WHAT YOU HAVE TO DO:
Go through the entries below and retype them exactly, omitting each picture.

***

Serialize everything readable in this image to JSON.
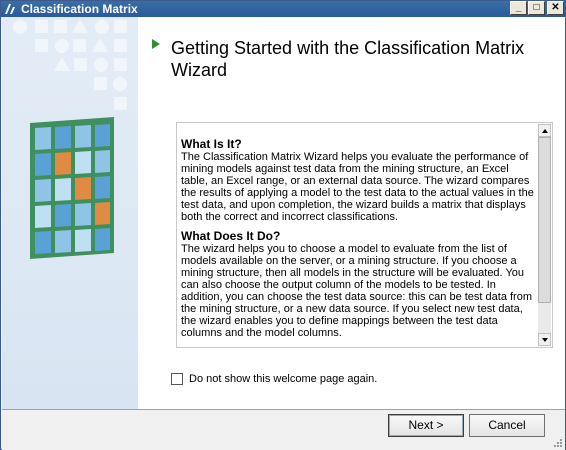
{
  "window": {
    "title": "Classification Matrix",
    "controls": {
      "minimize": "_",
      "maximize": "□",
      "close": "✕"
    }
  },
  "heading": "Getting Started with the Classification Matrix Wizard",
  "sections": [
    {
      "title": "What Is It?",
      "body": "The Classification Matrix Wizard helps you evaluate the performance of mining models against test data from the mining structure, an Excel table, an Excel range, or an external data source. The wizard compares the results of applying a model to the test data to the actual values in the test data, and upon completion, the wizard builds a matrix that displays both the correct and incorrect classifications."
    },
    {
      "title": "What Does It Do?",
      "body": "The wizard helps you to choose a model to evaluate from the list of models available on the server, or a mining structure. If you choose a mining structure, then all models in the structure will be evaluated. You can also choose the output column of the models to be tested. In addition, you can choose the test data source: this can be test data from the mining structure, or a new data source. If you select new test data, the wizard enables you to define mappings between the test data columns and the model columns."
    }
  ],
  "checkbox": {
    "label": "Do not show this welcome page again.",
    "checked": false
  },
  "buttons": {
    "next": "Next >",
    "cancel": "Cancel"
  },
  "icons": {
    "title_icon": "excel-datamining-icon",
    "heading_arrow": "green-arrow-icon",
    "matrix_art": "classification-matrix-grid-icon"
  },
  "colors": {
    "titlebar": "#2a5a9a",
    "accent_green": "#2f8f2f",
    "matrix_blue": "#5aa2d6",
    "matrix_orange": "#e08a44",
    "matrix_frame": "#3f8f5f"
  }
}
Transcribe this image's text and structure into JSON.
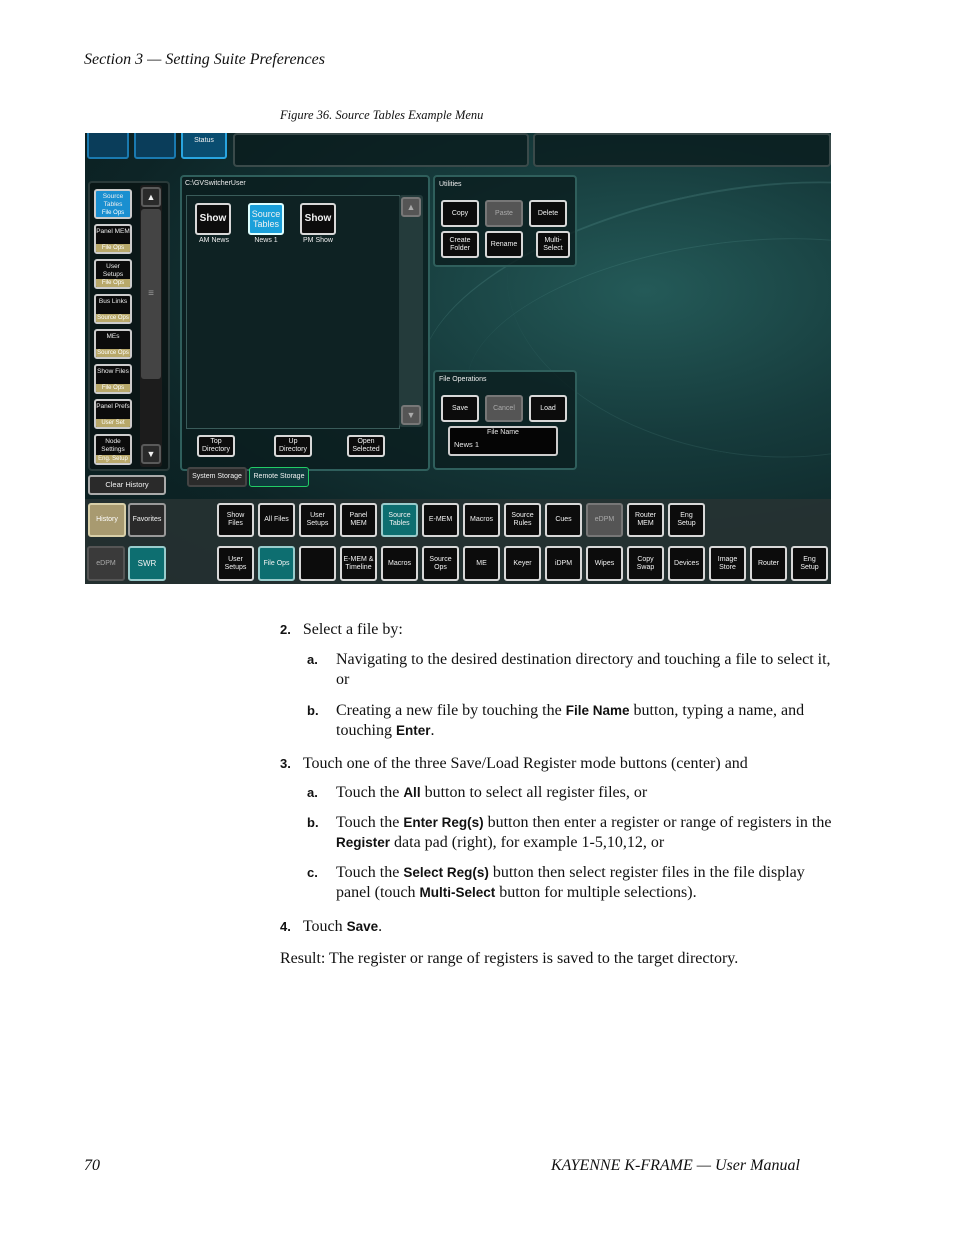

***

COMPLETE RESPONSE:
Serialize everything readable in this image to JSON.
{
  "window": {
    "title": "Classification Matrix",
    "controls": {
      "minimize": "_",
      "maximize": "□",
      "close": "✕"
    }
  },
  "heading": "Getting Started with the Classification Matrix Wizard",
  "sections": [
    {
      "title": "What Is It?",
      "body": "The Classification Matrix Wizard helps you evaluate the performance of mining models against test data from the mining structure, an Excel table, an Excel range, or an external data source. The wizard compares the results of applying a model to the test data to the actual values in the test data, and upon completion, the wizard builds a matrix that displays both the correct and incorrect classifications."
    },
    {
      "title": "What Does It Do?",
      "body": "The wizard helps you to choose a model to evaluate from the list of models available on the server, or a mining structure. If you choose a mining structure, then all models in the structure will be evaluated. You can also choose the output column of the models to be tested. In addition, you can choose the test data source: this can be test data from the mining structure, or a new data source. If you select new test data, the wizard enables you to define mappings between the test data columns and the model columns."
    }
  ],
  "checkbox": {
    "label": "Do not show this welcome page again.",
    "checked": false
  },
  "buttons": {
    "next": "Next >",
    "cancel": "Cancel"
  },
  "icons": {
    "title_icon": "excel-datamining-icon",
    "heading_arrow": "green-arrow-icon",
    "matrix_art": "classification-matrix-grid-icon"
  },
  "colors": {
    "titlebar": "#2a5a9a",
    "accent_green": "#2f8f2f",
    "matrix_blue": "#5aa2d6",
    "matrix_orange": "#e08a44",
    "matrix_frame": "#3f8f5f"
  }
}
Transcribe this image's text and structure into JSON.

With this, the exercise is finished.